Data excerpts:
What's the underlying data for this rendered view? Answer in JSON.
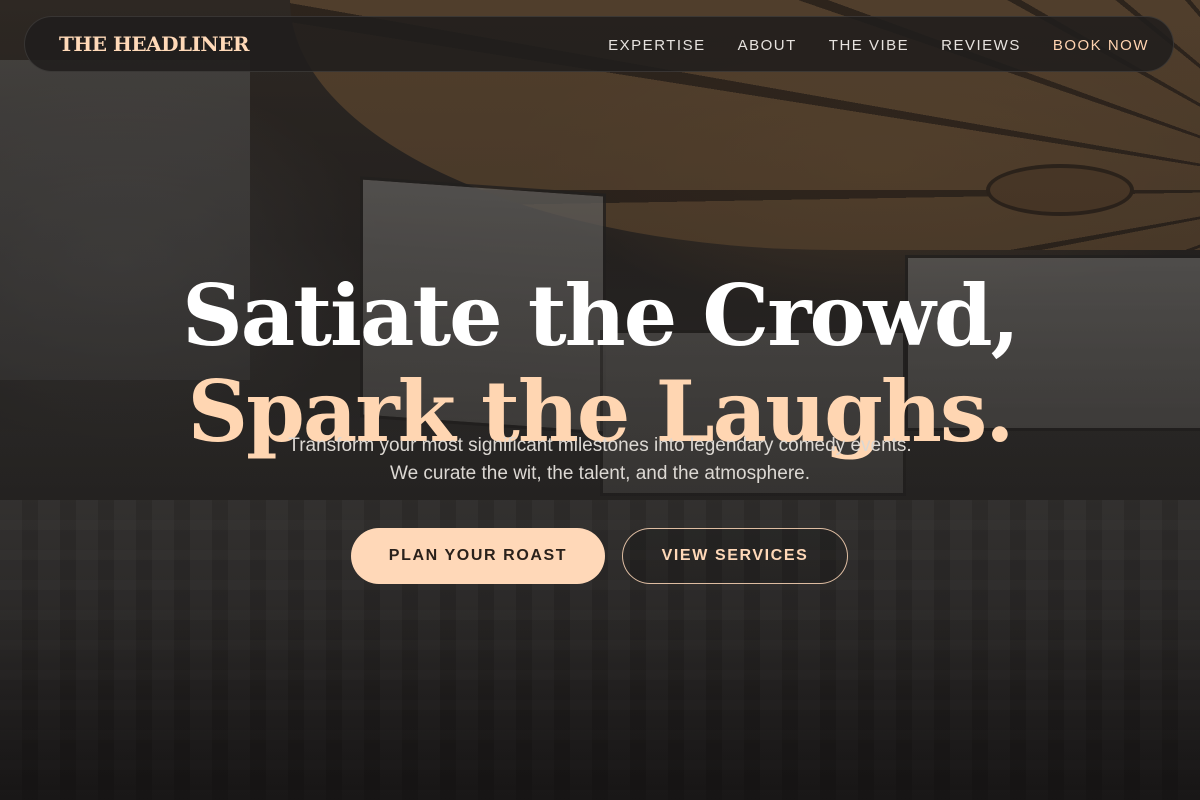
{
  "nav": {
    "logo": "THE HEADLINER",
    "links": [
      "EXPERTISE",
      "ABOUT",
      "THE VIBE",
      "REVIEWS",
      "BOOK NOW"
    ]
  },
  "hero": {
    "headline_line1": "Satiate the Crowd,",
    "headline_line2": "Spark the Laughs.",
    "subtitle": "Transform your most significant milestones into legendary comedy events. We curate the wit, the talent, and the atmosphere.",
    "primary_cta": "PLAN YOUR ROAST",
    "secondary_cta": "VIEW SERVICES"
  },
  "colors": {
    "accent": "#ffd8b8",
    "nav_background": "#201e1d",
    "headline_white": "#ffffff"
  }
}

Exercise brief: A faithful copy of the records above is needed, with the pictures left out.

Task output:
What's the underlying data for this rendered view? Answer in JSON.
{
  "nav": {
    "logo": "THE HEADLINER",
    "links": [
      "EXPERTISE",
      "ABOUT",
      "THE VIBE",
      "REVIEWS",
      "BOOK NOW"
    ]
  },
  "hero": {
    "headline_line1": "Satiate the Crowd,",
    "headline_line2": "Spark the Laughs.",
    "subtitle": "Transform your most significant milestones into legendary comedy events. We curate the wit, the talent, and the atmosphere.",
    "primary_cta": "PLAN YOUR ROAST",
    "secondary_cta": "VIEW SERVICES"
  },
  "colors": {
    "accent": "#ffd8b8",
    "nav_background": "#201e1d",
    "headline_white": "#ffffff"
  }
}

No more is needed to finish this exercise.